Fragmento del documento.
Pero Khalid siguió sin hacer caso. Continuaba pensando que los británicos no eran nadie para dictar la sucesión en un país extranjero, así que no solamente se enclaustró en palacio sino que puso al jefe de su escolta al frente de un improvisado ejército: 2000 ciudadanos armados y 700 soldados profesionales zanzibareños que habían decidido apoyar su causa. Todos ellos se plantaron ante las puertas de la residencia real, desplegando barricadas como señal de fuerza. Khalid quería dejar ver que no estaba dispuesto a plegarse a la injerencia extranjera. Jugaba temerariamente sus cartas, pero estaba convencido de que los británicos no atacarían nunca, que buscarían otra forma de resolver el asunto. Pero para entonces el cónsul Cave y el jefe militar local de los ingleses, Lloyd Matthews, ya estaban reuniendo su propia tropa: un millar largo de hombres, de los que más de 900 eran soldados zanzibareños que no se habían pasado al bando de Khalid y cerca de un centenar pertenecían a la infantería de marina británica.
Pero donde el sultán tenía la más seria desventaja era sobre el mar. Zanzíbar, como decíamos, únicamente disponía de un buque, aquel HHS Glasgow que un desencantado Barghash bin Said había dejado anclado en el puerto. Los británicos, en cambio, tenían en aquel mismo puerto un crucero acorazado de 2500 toneladas, el Philomel, y un cañonero de vapor —el HMS Thrush— que poco tiempo antes había sido capitaneado por el príncipe George, el mismo que terminaría convirtiéndose en George V… esto puede dar indicios sobre la calidad del buque. A estos dos navíos, bastante modernos para la época, se sumaban tres más que navegaban por la región y que estaban en condiciones de llegar al puerto de Zanzíbar en menos de 24 horas: el crucero torpedero Racoon, el crucero St. George y el cañonero HMS Sparrow. En resumen: Khalid solamente podía oponer su mala imitación de fragata a cinco flamantes navíos británicos, ninguno de los cuales tenía más de una década. De antemano, la batalla marítima estaba más que perdida. Eso podía convertirse en un factor decisivo en caso de enfrentamiento. Por ejemplo, la abrumadora superioridad marítima tuvo mucho que ver en la facilidad con que el Reino Unido doblegó a China durante las Guerras del Opio.  Y no porque Inglaterra tuviese muchísimos barcos en China, sino porque los barcos chinos eran anticuados y básicamente inútiles. El HHS Glasgow quizá no era tan inútil —aunque dada la rápida evolución naval de la época ya estaba obsoleto— pero… era solamente uno. Khalid no podía ser ajeno a la importancia de este hecho, pero continuó jugando su farol: hizo que su artillería pusiera el punto de mira sobre los buques ingleses del puerto. Comparada con la potencia de fuego de los cinco buques ingleses, la artillería de tierra zanzibareña tampoco era gran cosa: se componía de algunas unidades del cañón ametrallador Maxim, el arma más efectiva en las guerras de colonización de los británicos, pero más indicada contra infantería, y de un segundo cañón Gatling además del que ya iba montado en el HHS Glasgow. También disponían de un cañón de campaña con dos siglos de antigüedad que en realidad podía aportar más lustre y ruido que puntería y eficacia.

Datos.
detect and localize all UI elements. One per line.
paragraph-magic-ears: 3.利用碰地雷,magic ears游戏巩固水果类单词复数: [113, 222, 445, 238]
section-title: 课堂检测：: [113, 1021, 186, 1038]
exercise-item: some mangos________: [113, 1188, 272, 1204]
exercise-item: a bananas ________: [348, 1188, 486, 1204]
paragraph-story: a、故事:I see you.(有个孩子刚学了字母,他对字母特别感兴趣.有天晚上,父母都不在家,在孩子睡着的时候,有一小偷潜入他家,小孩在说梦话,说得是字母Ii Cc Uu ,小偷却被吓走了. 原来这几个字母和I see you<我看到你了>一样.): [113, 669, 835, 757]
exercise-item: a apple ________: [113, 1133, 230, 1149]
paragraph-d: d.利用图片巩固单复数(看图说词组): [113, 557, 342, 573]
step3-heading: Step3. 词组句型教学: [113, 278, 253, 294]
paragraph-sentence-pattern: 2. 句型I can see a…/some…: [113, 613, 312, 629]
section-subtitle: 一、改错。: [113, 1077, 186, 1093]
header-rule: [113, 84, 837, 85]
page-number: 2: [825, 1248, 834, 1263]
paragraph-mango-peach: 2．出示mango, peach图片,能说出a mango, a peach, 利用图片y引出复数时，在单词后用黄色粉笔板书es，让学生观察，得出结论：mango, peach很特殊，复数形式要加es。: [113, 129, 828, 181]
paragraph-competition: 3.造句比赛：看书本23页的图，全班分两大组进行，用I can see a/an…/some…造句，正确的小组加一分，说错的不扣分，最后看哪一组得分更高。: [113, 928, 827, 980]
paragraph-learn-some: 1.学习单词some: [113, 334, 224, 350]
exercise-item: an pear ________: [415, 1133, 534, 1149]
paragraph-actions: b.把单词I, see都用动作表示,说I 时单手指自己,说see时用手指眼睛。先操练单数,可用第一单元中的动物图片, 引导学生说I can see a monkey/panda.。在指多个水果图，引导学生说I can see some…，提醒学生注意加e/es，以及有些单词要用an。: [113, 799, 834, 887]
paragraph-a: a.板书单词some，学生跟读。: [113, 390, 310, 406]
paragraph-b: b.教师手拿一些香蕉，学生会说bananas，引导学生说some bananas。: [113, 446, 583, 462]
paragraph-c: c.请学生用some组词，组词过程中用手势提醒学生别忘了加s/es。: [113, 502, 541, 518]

--

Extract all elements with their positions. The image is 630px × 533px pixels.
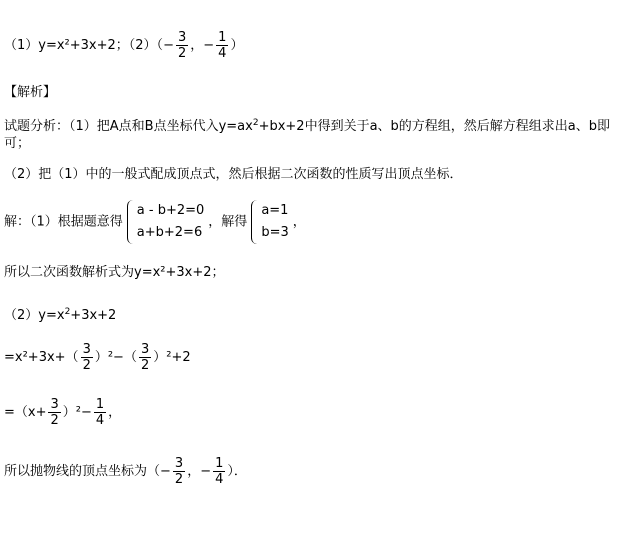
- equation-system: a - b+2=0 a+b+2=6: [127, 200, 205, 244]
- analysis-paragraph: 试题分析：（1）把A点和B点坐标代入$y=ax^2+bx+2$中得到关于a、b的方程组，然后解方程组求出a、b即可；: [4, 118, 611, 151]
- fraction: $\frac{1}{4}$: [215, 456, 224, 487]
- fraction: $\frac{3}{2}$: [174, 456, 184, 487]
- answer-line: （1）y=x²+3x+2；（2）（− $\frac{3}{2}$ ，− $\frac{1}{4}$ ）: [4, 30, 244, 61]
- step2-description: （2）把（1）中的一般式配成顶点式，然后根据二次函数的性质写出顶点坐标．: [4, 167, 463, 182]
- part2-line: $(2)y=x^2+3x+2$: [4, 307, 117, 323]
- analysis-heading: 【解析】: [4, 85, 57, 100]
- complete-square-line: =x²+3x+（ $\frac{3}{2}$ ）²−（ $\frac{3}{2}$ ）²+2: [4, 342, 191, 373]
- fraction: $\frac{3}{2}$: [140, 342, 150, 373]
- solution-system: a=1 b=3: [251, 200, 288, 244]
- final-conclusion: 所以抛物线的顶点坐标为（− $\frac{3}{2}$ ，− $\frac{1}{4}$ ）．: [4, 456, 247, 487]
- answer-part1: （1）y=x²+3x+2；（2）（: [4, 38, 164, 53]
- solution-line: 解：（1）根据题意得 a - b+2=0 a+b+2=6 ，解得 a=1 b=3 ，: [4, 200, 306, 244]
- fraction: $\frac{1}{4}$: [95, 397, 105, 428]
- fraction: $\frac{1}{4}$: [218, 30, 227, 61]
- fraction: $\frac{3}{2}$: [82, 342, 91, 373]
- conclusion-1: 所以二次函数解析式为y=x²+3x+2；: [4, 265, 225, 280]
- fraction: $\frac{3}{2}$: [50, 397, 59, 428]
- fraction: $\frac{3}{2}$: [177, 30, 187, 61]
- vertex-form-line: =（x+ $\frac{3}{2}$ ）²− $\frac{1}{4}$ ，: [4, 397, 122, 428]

Ejercicio escrito.
Redacta la continuación del texto sobre el enfrentamiento entre Khalid y los británicos en Zanzíbar, empezando justo después de su última oración.

Respuesta.
Durante aquella mañana, en un ambiente de tremenda tensión y mientras se preparaba el funeral del anterior sultán, el cónsul británico Basil Cave siguió enviando mensajes a Khalid conminándole a retirar sus tropas de las puertas del palacio y a renunciar a sus pretensiones de ocupar el trono. Cave avisaba: no hacerlo sería considerado un acto de rebelión que violaba el tratado de 1866 y que podía constituir un casus belli, con lo que Zanzíbar podía encontrarse de repente en guerra con el Imperio británico. Pero Khalid no quiso responder a los mensajes y todo cuanto supieron los británicos es que, de un modo u otro, pensaba coronarse a las tres de esa misma tarde. Dicho y hecho: a las tres en punto los británicos escucharon el disparo de salvas. Aquello era la celebración por la entronización del nuevo sultán de Zanzíbar. Sin duda, Khalid estaba confiando en la fuerza del fait accompli y en que los británicos se resignarían a dejarle reinar con tal de no remover el avispero de abrir fuego contra un país aliado. Se equivocó.
Para entonces, después de escuchar las salvas, el cónsul ya estaba enviando un telegrama al gobierno de Londres en el que solicitaba permiso para bombardear el palacio con la potente artillería de sus cinco barcos. Quedó esperando la respuesta.
Al día siguiente, llegaron a a Zanzíbar los tres buques británicos restantes y Basil Cave recibió un telegrama de respuesta desde Londres. El gobierno le autorizaba a emplear «cualquier medio a su alcance» para poner en el trono a Hamud. Después de haber lrífo el telegrama que sin duda esperaba leer, el cónsul envió un ultimátum al sultán: tenía como límite las nueve de la mañana del día siguiente para arriar las banderas del palacio en señal de que abandonaba el trono.
Transcurrieron largas horas y el cónsul no recibió ninguna noticia de palacio, donde Khalid continuaba encerrado detrás de una barricadas y su contingente de tropas defensoras. La espera se prolongó durante una interminable noche en la que tampoco hubo novedad alguna. Amaneció el día 27 con el plazo a punto casi de cumplirse. Pero a las ocho de la mañana —una hora antes del límite fijado por el ultimátum— finalmente llegó una nota del sultán, que solicitaba parlamentar con el representante británico. El cónsul la leyó, pero ahora era él quien rehusaba entablar conversación, ciñéndose a repetir los términos del ultimátum. El sultán replicó a esa negativa de entablar conversaciones con un mensaje más bien ingenuo: «no creo que vayáis a abrir fuego contra nosotros». El cónsul, al leerlo, envió una réplica que, hemos de admitir, al menos era bastante franca: «si no hacéis lo que se os ha dicho, dispararemos». Pero Khalid seguía confiando en que los ingleses no abrirían fuego. Dejó que transcurriesen los minutos. Y a las nueve en punto de la mañana del 27 de agosto, con la bandera de palacio todavía en lo más alto y Khalid bin Barghash todavía en el trono, el Imperio británico declaraba la guerra al sultanato de Zanzíbar.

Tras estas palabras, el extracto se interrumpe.